Set down the full listing exactly as given. Any pictures are to be left out.

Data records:

____________________

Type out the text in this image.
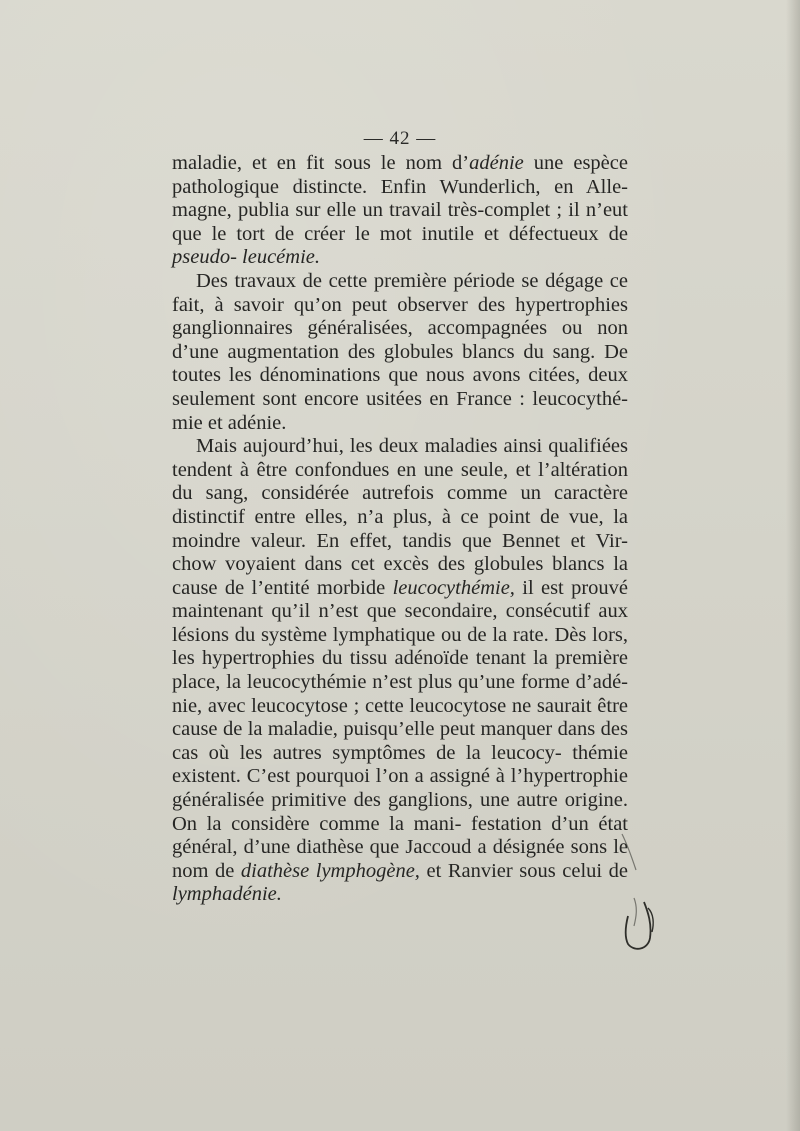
— 42 —

maladie, et en fit sous le nom d’adénie une espèce pathologique distincte. Enfin Wunderlich, en Alle- magne, publia sur elle un travail très-complet ; il n’eut que le tort de créer le mot inutile et défectueux de pseudo- leucémie.

Des travaux de cette première période se dégage ce fait, à savoir qu’on peut observer des hypertrophies ganglionnaires généralisées, accompagnées ou non d’une augmentation des globules blancs du sang. De toutes les dénominations que nous avons citées, deux seulement sont encore usitées en France : leucocythé- mie et adénie.

Mais aujourd’hui, les deux maladies ainsi qualifiées tendent à être confondues en une seule, et l’altération du sang, considérée autrefois comme un caractère distinctif entre elles, n’a plus, à ce point de vue, la moindre valeur. En effet, tandis que Bennet et Vir- chow voyaient dans cet excès des globules blancs la cause de l’entité morbide leucocythémie, il est prouvé maintenant qu’il n’est que secondaire, consécutif aux lésions du système lymphatique ou de la rate. Dès lors, les hypertrophies du tissu adénoïde tenant la première place, la leucocythémie n’est plus qu’une forme d’adé- nie, avec leucocytose ; cette leucocytose ne saurait être cause de la maladie, puisqu’elle peut manquer dans des cas où les autres symptômes de la leucocy- thémie existent. C’est pourquoi l’on a assigné à l’hypertrophie généralisée primitive des ganglions, une autre origine. On la considère comme la mani- festation d’un état général, d’une diathèse que Jaccoud a désignée sons le nom de diathèse lymphogène, et Ranvier sous celui de lymphadénie.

____________________

→ **CORRECT RESULT**
Type out the text in this image.
— 42 —

maladie, et en fit sous le nom d’adénie une espèce pathologique distincte. Enfin Wunderlich, en Alle- magne, publia sur elle un travail très-complet ; il n’eut que le tort de créer le mot inutile et défectueux de pseudo- leucémie.

Des travaux de cette première période se dégage ce fait, à savoir qu’on peut observer des hypertrophies ganglionnaires généralisées, accompagnées ou non d’une augmentation des globules blancs du sang. De toutes les dénominations que nous avons citées, deux seulement sont encore usitées en France : leucocythé- mie et adénie.

Mais aujourd’hui, les deux maladies ainsi qualifiées tendent à être confondues en une seule, et l’altération du sang, considérée autrefois comme un caractère distinctif entre elles, n’a plus, à ce point de vue, la moindre valeur. En effet, tandis que Bennet et Vir- chow voyaient dans cet excès des globules blancs la cause de l’entité morbide leucocythémie, il est prouvé maintenant qu’il n’est que secondaire, consécutif aux lésions du système lymphatique ou de la rate. Dès lors, les hypertrophies du tissu adénoïde tenant la première place, la leucocythémie n’est plus qu’une forme d’adé- nie, avec leucocytose ; cette leucocytose ne saurait être cause de la maladie, puisqu’elle peut manquer dans des cas où les autres symptômes de la leucocy- thémie existent. C’est pourquoi l’on a assigné à l’hypertrophie généralisée primitive des ganglions, une autre origine. On la considère comme la mani- festation d’un état général, d’une diathèse que Jaccoud a désignée sons le nom de diathèse lymphogène, et Ranvier sous celui de lymphadénie.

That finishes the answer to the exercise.